(Excerto de texto):
/---

No dia 31 de outubro de 1946 foi assaltada a camioneta da carreira entre Braga
e Chaves, repleta de gente que se deslocava à feira dos Santos. O assalto, que
Demétrio e Manuel Bárcia sempre repudiaram, terá sido forjado pela PIDE e pela
Guardia Civil imputando-o aos guerrilheiros. Contudo, os assaltantes falavam
castelhano, e não galego, como sucedia com os maquis; usavam botas, e não
alpercatas, o calçado dos guerrilheiros. A incriminação dos guerrilheiros permitiu
apertar-lhes o cerco, obrigando a alterações constantes dos locais de abrigo, até à
noite de 21 de dezembro de 1946.
Perseguidos, sem terem onde buscar refúgio, três homens acolheram-se em
Cambedo da Raia. A aldeia do concelho de Chaves teria então menos de 90 casas
habitadas e 310 habitantes. As autoridades recorreram a uma inusitada panóplia de
forças: Guarda Nacional Republicana de Alijó, Chaves, Mesão Frio, Poiares, Santa
Marta de Penaguião, Pinhão, Régua e Porto; soldados da secção de morteiros de
Caçadores 10, de Chaves; agentes da PIDE; carabineiros, comandados por António
Prieto Rodriguez. A aldeia foi cercada e bombardeada, com uma criança ferida e
várias habitações destruídas. Era nula a margem de manobra dos três guerrilheiros.
Quem eram os maquis galegos que se encontravam em Cambedo, naqueles
dias de dezembro? Demétrio Garcia Alvarez, que nascera em Maio de 1912 em Chãs,
Oimbra, era agricultor e filho de agricultores. Depois do Alzamiento, fora preso por
afrontar as autoridades golpistas; o terreno espanhol tornara-se-lhe hostil. Acolheu-se
do lado português, onde tinha família próxima, a coberto das próprias autoridades
locais. Perdera um irmão, contrabandista e homem de confiança do novo regime,
arrastado para a morte pelas opções de Demétrio. Na fase crucial do cerco que foi
montado, recolheu-se em Cambedo da Raia, mas a rede familiar era insuficiente para
enfrentar o portento da força do Estado.
Juan Salgado Ribera tocava cornetim e nasceu em Casas dos Montes, perto
de Cambedo, numa família de músicos. Era respeitado e temido pelo seu
comportamento e capacidades, enquadrado num perfil de guerrilheiro romântico, com
uma aura que persistiu: uma pontaria certeira, vida fugitiva e alegada invisibilidade,
que lhe permitira cometer ações ousadas. É exorbitado pelos jornais censurados de
Portugal, que lhe apontavam elevadas funções e centenas de mortes, para explicar o
vigor do aparato ofensivo utilizado. Foi surpreendido enquanto repousava em casa de
uma família de Cambedo, que a PIDE prendeu por mais de um ano. Tentará fugir para
a sua terra natal, Casas dos Montes, mas as autoridades espanholas atingi-lo-ão com
vários tiros. Ferido, enceta o caminho inverso, pelas veredas que bem conhecia, do
contrabando e dos anos de refugiado, mas o terreno estava pejado de agentes de
várias forças, e não escapa à morte.

\---

(Problema A):
Transcreva, por favor, as entradas que começam na linha que contém "exercise-line-6-cont: friends at" e terminam na linha que contém "exercise-line-4: 4. Stop", incluindo ambas.
As entradas não têm qualquer relação com o excerto.

(Linhas de dados):
/---

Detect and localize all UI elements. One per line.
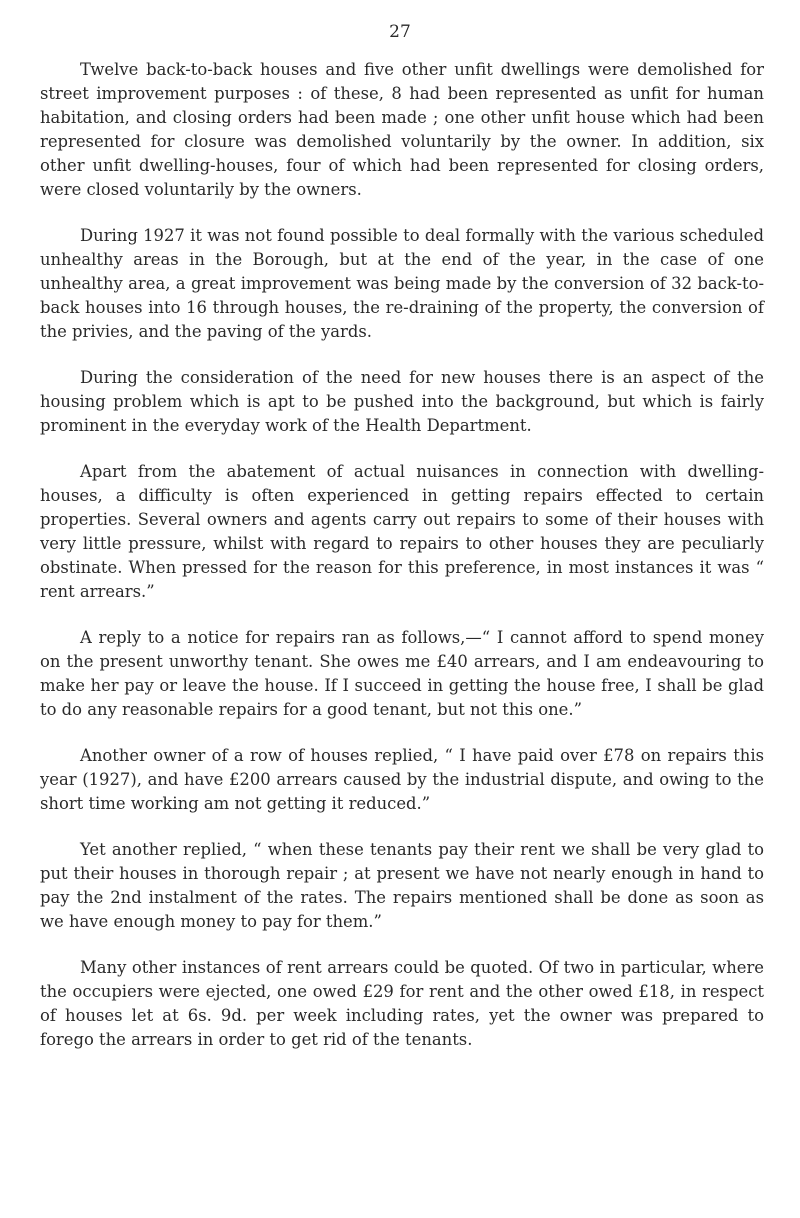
paragraph-reply-three: Yet another replied, “ when these tenants pay their rent we shall be very glad to put their houses in thorough repair ; at present we have not nearly enough in hand to pay the 2nd instalment of the rates. The repairs mentioned shall be done as soon as we have enough money to pay for them.” xyxy=(40,840,764,931)
paragraph-reply-one: A reply to a notice for repairs ran as follows,—“ I cannot afford to spend money on the present unworthy tenant. She owes me £40 arrears, and I am endeavouring to make her pay or leave the house. If I succeed in getting the house free, I shall be glad to do any reasonable repairs for a good tenant, but not this one.” xyxy=(40,628,764,719)
paragraph-rent-arrears: Many other instances of rent arrears could be quoted. Of two in particular, where the occupiers were ejected, one owed £29 for rent and the other owed £18, in respect of houses let at 6s. 9d. per week including rates, yet the owner was prepared to forego the arrears in order to get rid of the tenants. xyxy=(40,958,764,1049)
paragraph-unhealthy-areas: During 1927 it was not found possible to deal formally with the various scheduled unhealthy areas in the Borough, but at the end of the year, in the case of one unhealthy area, a great improvement was being made by the conversion of 32 back-to-back houses into 16 through houses, the re-draining of the property, the conversion of the privies, and the paving of the yards. xyxy=(40,226,764,341)
body-text xyxy=(40,58,764,1074)
page-number: 27 xyxy=(389,22,411,42)
paragraph-repairs-difficulty: Apart from the abatement of actual nuisances in connection with dwelling-houses, a difficulty is often experienced in getting repairs effected to certain properties. Several owners and agents carry out repairs to some of their houses with very little pressure, whilst with regard to repairs to other houses they are peculiarly obstinate. When pressed for the reason for this preference, in most instances it was “ rent arrears.” xyxy=(40,462,764,601)
paragraph-reply-two: Another owner of a row of houses replied, “ I have paid over £78 on repairs this year (1927), and have £200 arrears caused by the industrial dispute, and owing to the short time working am not getting it reduced.” xyxy=(40,746,764,813)
paragraph-demolitions: Twelve back-to-back houses and five other unfit dwellings were demolished for street improvement purposes : of these, 8 had been represented as unfit for human habitation, and closing orders had been made ; one other unfit house which had been represented for closure was demolished voluntarily by the owner. In addition, six other unfit dwelling-houses, four of which had been represented for closing orders, were closed voluntarily by the owners. xyxy=(40,60,764,199)
paragraph-housing-problem: During the consideration of the need for new houses there is an aspect of the housing problem which is apt to be pushed into the background, but which is fairly prominent in the everyday work of the Health Department. xyxy=(40,368,764,435)
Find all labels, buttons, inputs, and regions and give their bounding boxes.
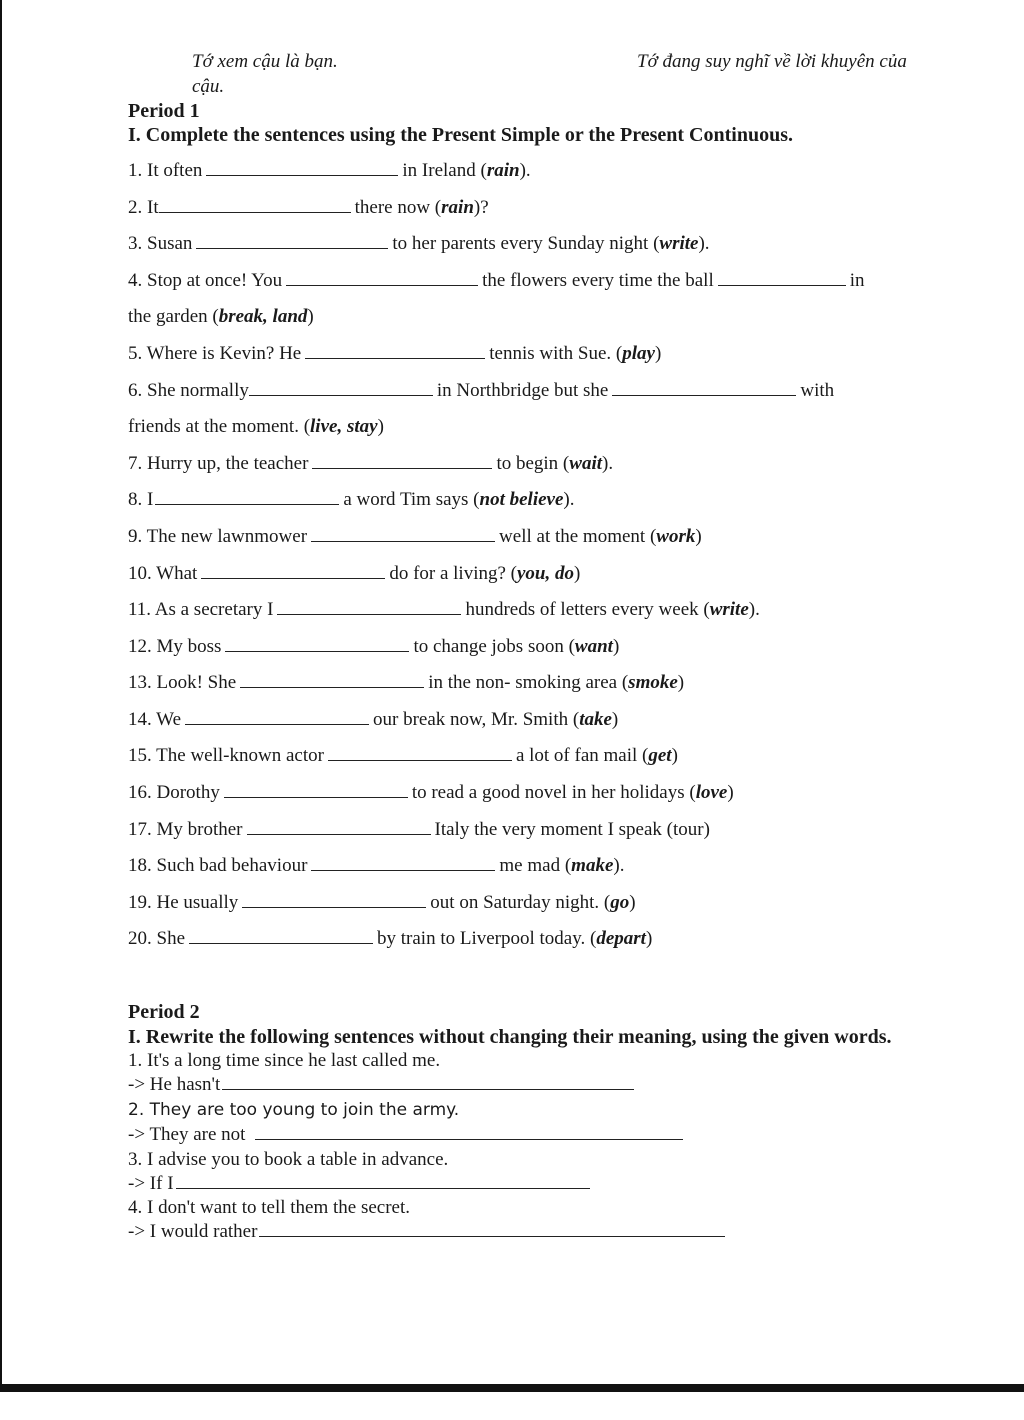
exercise-line-6-cont: friends at the moment. (live, stay)	[128, 416, 384, 437]
answer-blank[interactable]	[312, 452, 492, 469]
answer-blank[interactable]	[155, 488, 339, 505]
period1-instruction: I. Complete the sentences using the Present Simple or the Present Continuous.	[128, 124, 793, 146]
answer-blank[interactable]	[286, 269, 478, 286]
answer-blank[interactable]	[305, 342, 485, 359]
answer-blank[interactable]	[224, 781, 408, 798]
header-left-line1: Tớ xem cậu là bạn.	[192, 51, 338, 72]
period2-instruction: I. Rewrite the following sentences without changing their meaning, using the given words.	[128, 1026, 892, 1048]
exercise-line-4: 4. Stop at once! You the flowers every time the ball in	[128, 270, 865, 291]
exercise-line-5: 5. Where is Kevin? He tennis with Sue. (play)	[128, 343, 662, 364]
answer-blank[interactable]	[242, 891, 426, 908]
rewrite-answer-3: -> If I	[128, 1172, 594, 1196]
answer-blank[interactable]	[249, 379, 433, 396]
exercise-line-7: 7. Hurry up, the teacher to begin (wait).	[128, 453, 614, 474]
answer-blank[interactable]	[328, 744, 512, 761]
rewrite-question-3: 3. I advise you to book a table in advance.	[128, 1149, 449, 1170]
rewrite-question-2: 2. They are too young to join the army.	[128, 1100, 460, 1120]
exercise-line-15: 15. The well-known actor a lot of fan mail (get)	[128, 745, 678, 766]
answer-blank[interactable]	[311, 525, 495, 542]
answer-blank[interactable]	[612, 379, 796, 396]
exercise-line-20: 20. She by train to Liverpool today. (depart)	[128, 928, 653, 949]
exercise-line-9: 9. The new lawnmower well at the moment (work)	[128, 526, 702, 547]
rewrite-answer-2: -> They are not	[128, 1123, 687, 1147]
exercise-line-12: 12. My boss to change jobs soon (want)	[128, 636, 620, 657]
answer-blank[interactable]	[240, 671, 424, 688]
exercise-line-14: 14. We our break now, Mr. Smith (take)	[128, 709, 619, 730]
bottom-border	[0, 1384, 1024, 1392]
rewrite-answer-4: -> I would rather	[128, 1220, 729, 1244]
answer-blank[interactable]	[201, 562, 385, 579]
exercise-line-17: 17. My brother Italy the very moment I speak (tour)	[128, 819, 710, 840]
period1-title: Period 1	[128, 100, 200, 122]
answer-blank[interactable]	[185, 708, 369, 725]
exercise-line-6: 6. She normally in Northbridge but she with	[128, 380, 835, 401]
answer-blank[interactable]	[189, 927, 373, 944]
answer-blank[interactable]	[311, 854, 495, 871]
exercise-line-19: 19. He usually out on Saturday night. (go)	[128, 892, 636, 913]
exercise-line-11: 11. As a secretary I hundreds of letters every week (write).	[128, 599, 760, 620]
exercise-line-10: 10. What do for a living? (you, do)	[128, 563, 581, 584]
answer-blank[interactable]	[159, 196, 351, 213]
answer-blank[interactable]	[176, 1172, 590, 1189]
answer-blank[interactable]	[225, 635, 409, 652]
answer-blank[interactable]	[206, 159, 398, 176]
answer-blank[interactable]	[259, 1220, 725, 1237]
page-edge	[0, 0, 2, 1384]
rewrite-question-4: 4. I don't want to tell them the secret.	[128, 1197, 411, 1218]
exercise-line-16: 16. Dorothy to read a good novel in her holidays (love)	[128, 782, 734, 803]
exercise-line-18: 18. Such bad behaviour me mad (make).	[128, 855, 625, 876]
header-right-line: Tớ đang suy nghĩ về lời khuyên của	[637, 51, 907, 72]
rewrite-answer-1: -> He hasn't	[128, 1073, 638, 1097]
answer-blank[interactable]	[277, 598, 461, 615]
rewrite-question-1: 1. It's a long time since he last called me.	[128, 1050, 441, 1071]
answer-blank[interactable]	[196, 232, 388, 249]
exercise-line-13: 13. Look! She in the non- smoking area (smoke)	[128, 672, 685, 693]
exercise-line-8: 8. I a word Tim says (not believe).	[128, 489, 575, 510]
exercise-line-3: 3. Susan to her parents every Sunday night (write).	[128, 233, 710, 254]
header-left-line2: cậu.	[192, 76, 225, 97]
exercise-line-1: 1. It often in Ireland (rain).	[128, 160, 531, 181]
answer-blank[interactable]	[255, 1123, 683, 1140]
answer-blank[interactable]	[247, 818, 431, 835]
answer-blank[interactable]	[718, 269, 846, 286]
period2-title: Period 2	[128, 1001, 200, 1023]
exercise-line-2: 2. It there now (rain)?	[128, 197, 489, 218]
exercise-line-4-cont: the garden (break, land)	[128, 306, 314, 327]
answer-blank[interactable]	[222, 1073, 634, 1090]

\---

(Problema B):
Segundo o excerto, em que data foi assaltada a camioneta da carreira entre Braga e Chaves?

(Resultado do exercício A):
exercise-line-6-cont: friends at the moment. (live, stay)	[128, 416, 384, 437]
answer-blank[interactable]	[312, 452, 492, 469]
answer-blank[interactable]	[155, 488, 339, 505]
period1-instruction: I. Complete the sentences using the Present Simple or the Present Continuous.	[128, 124, 793, 146]
answer-blank[interactable]	[286, 269, 478, 286]
answer-blank[interactable]	[305, 342, 485, 359]
answer-blank[interactable]	[224, 781, 408, 798]
header-left-line1: Tớ xem cậu là bạn.	[192, 51, 338, 72]
period2-instruction: I. Rewrite the following sentences without changing their meaning, using the given words.	[128, 1026, 892, 1048]
exercise-line-4: 4. Stop at once! You the flowers every time the ball in	[128, 270, 865, 291]

(Resultado do exercício B):
A 31 de outubro de 1946.